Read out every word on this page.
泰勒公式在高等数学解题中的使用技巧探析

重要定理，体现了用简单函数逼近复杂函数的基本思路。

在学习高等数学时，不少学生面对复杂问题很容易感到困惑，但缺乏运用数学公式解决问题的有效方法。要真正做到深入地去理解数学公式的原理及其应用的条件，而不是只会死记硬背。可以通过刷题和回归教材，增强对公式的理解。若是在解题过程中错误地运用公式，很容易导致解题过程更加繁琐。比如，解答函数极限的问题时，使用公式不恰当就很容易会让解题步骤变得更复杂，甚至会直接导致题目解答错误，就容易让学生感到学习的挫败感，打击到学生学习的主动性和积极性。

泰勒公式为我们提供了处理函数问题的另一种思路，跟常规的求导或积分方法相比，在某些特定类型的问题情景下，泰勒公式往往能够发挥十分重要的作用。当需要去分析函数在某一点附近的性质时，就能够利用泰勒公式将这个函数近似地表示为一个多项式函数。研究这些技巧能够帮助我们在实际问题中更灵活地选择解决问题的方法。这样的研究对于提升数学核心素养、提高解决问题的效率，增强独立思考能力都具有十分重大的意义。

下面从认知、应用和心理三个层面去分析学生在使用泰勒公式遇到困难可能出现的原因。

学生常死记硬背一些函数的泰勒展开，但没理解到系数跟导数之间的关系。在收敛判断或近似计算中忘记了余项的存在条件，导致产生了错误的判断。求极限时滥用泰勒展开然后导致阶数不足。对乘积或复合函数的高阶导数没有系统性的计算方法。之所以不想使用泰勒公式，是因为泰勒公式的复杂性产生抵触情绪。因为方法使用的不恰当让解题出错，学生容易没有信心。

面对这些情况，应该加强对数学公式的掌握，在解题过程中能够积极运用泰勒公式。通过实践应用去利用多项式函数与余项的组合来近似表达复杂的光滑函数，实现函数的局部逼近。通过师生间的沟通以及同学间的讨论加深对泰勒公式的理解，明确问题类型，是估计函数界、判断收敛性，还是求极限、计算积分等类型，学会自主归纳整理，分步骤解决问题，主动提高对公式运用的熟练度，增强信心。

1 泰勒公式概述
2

# Task requirements
Each line in the material above must be retyped without alteration.

# Result below
Read out every word on this page.
泰勒公式在高等数学解题中的使用技巧探析

重要定理，体现了用简单函数逼近复杂函数的基本思路。

在学习高等数学时，不少学生面对复杂问题很容易感到困惑，但缺乏运用数学公式解决问题的有效方法。要真正做到深入地去理解数学公式的原理及其应用的条件，而不是只会死记硬背。可以通过刷题和回归教材，增强对公式的理解。若是在解题过程中错误地运用公式，很容易导致解题过程更加繁琐。比如，解答函数极限的问题时，使用公式不恰当就很容易会让解题步骤变得更复杂，甚至会直接导致题目解答错误，就容易让学生感到学习的挫败感，打击到学生学习的主动性和积极性。

泰勒公式为我们提供了处理函数问题的另一种思路，跟常规的求导或积分方法相比，在某些特定类型的问题情景下，泰勒公式往往能够发挥十分重要的作用。当需要去分析函数在某一点附近的性质时，就能够利用泰勒公式将这个函数近似地表示为一个多项式函数。研究这些技巧能够帮助我们在实际问题中更灵活地选择解决问题的方法。这样的研究对于提升数学核心素养、提高解决问题的效率，增强独立思考能力都具有十分重大的意义。

下面从认知、应用和心理三个层面去分析学生在使用泰勒公式遇到困难可能出现的原因。

学生常死记硬背一些函数的泰勒展开，但没理解到系数跟导数之间的关系。在收敛判断或近似计算中忘记了余项的存在条件，导致产生了错误的判断。求极限时滥用泰勒展开然后导致阶数不足。对乘积或复合函数的高阶导数没有系统性的计算方法。之所以不想使用泰勒公式，是因为泰勒公式的复杂性产生抵触情绪。因为方法使用的不恰当让解题出错，学生容易没有信心。

面对这些情况，应该加强对数学公式的掌握，在解题过程中能够积极运用泰勒公式。通过实践应用去利用多项式函数与余项的组合来近似表达复杂的光滑函数，实现函数的局部逼近。通过师生间的沟通以及同学间的讨论加深对泰勒公式的理解，明确问题类型，是估计函数界、判断收敛性，还是求极限、计算积分等类型，学会自主归纳整理，分步骤解决问题，主动提高对公式运用的熟练度，增强信心。

1 泰勒公式概述
2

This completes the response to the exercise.